## DATA TO PROCESS
================================

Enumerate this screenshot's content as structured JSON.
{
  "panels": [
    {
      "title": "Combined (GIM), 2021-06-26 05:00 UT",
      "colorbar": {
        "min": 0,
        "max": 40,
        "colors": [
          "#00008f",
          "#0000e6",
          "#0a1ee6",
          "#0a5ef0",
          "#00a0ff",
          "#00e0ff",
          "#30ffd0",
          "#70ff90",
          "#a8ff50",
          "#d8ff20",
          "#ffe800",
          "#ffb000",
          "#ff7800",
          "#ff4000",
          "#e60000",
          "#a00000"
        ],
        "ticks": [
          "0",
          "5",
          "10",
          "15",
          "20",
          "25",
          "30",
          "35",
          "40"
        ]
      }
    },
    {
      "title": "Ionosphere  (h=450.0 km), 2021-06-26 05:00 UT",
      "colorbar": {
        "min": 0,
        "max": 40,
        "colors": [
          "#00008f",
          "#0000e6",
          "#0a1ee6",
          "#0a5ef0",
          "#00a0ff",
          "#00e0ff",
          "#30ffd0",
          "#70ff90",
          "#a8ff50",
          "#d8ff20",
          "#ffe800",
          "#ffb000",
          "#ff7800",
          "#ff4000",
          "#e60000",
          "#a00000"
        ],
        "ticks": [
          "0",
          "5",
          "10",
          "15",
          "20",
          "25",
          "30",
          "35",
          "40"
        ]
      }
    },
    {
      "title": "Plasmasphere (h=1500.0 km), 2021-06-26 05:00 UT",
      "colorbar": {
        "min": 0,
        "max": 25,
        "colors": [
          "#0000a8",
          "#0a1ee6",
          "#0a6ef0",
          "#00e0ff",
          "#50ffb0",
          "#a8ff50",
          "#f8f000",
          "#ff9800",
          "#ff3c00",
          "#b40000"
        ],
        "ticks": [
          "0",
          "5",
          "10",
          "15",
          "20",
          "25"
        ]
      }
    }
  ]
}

================================

## WHAT YOU HAVE TO DO
Using the data above, repeat every line exactly.

## ANSWER
Enumerate this screenshot's content as structured JSON.
{
  "panels": [
    {
      "title": "Combined (GIM), 2021-06-26 05:00 UT",
      "colorbar": {
        "min": 0,
        "max": 40,
        "colors": [
          "#00008f",
          "#0000e6",
          "#0a1ee6",
          "#0a5ef0",
          "#00a0ff",
          "#00e0ff",
          "#30ffd0",
          "#70ff90",
          "#a8ff50",
          "#d8ff20",
          "#ffe800",
          "#ffb000",
          "#ff7800",
          "#ff4000",
          "#e60000",
          "#a00000"
        ],
        "ticks": [
          "0",
          "5",
          "10",
          "15",
          "20",
          "25",
          "30",
          "35",
          "40"
        ]
      }
    },
    {
      "title": "Ionosphere  (h=450.0 km), 2021-06-26 05:00 UT",
      "colorbar": {
        "min": 0,
        "max": 40,
        "colors": [
          "#00008f",
          "#0000e6",
          "#0a1ee6",
          "#0a5ef0",
          "#00a0ff",
          "#00e0ff",
          "#30ffd0",
          "#70ff90",
          "#a8ff50",
          "#d8ff20",
          "#ffe800",
          "#ffb000",
          "#ff7800",
          "#ff4000",
          "#e60000",
          "#a00000"
        ],
        "ticks": [
          "0",
          "5",
          "10",
          "15",
          "20",
          "25",
          "30",
          "35",
          "40"
        ]
      }
    },
    {
      "title": "Plasmasphere (h=1500.0 km), 2021-06-26 05:00 UT",
      "colorbar": {
        "min": 0,
        "max": 25,
        "colors": [
          "#0000a8",
          "#0a1ee6",
          "#0a6ef0",
          "#00e0ff",
          "#50ffb0",
          "#a8ff50",
          "#f8f000",
          "#ff9800",
          "#ff3c00",
          "#b40000"
        ],
        "ticks": [
          "0",
          "5",
          "10",
          "15",
          "20",
          "25"
        ]
      }
    }
  ]
}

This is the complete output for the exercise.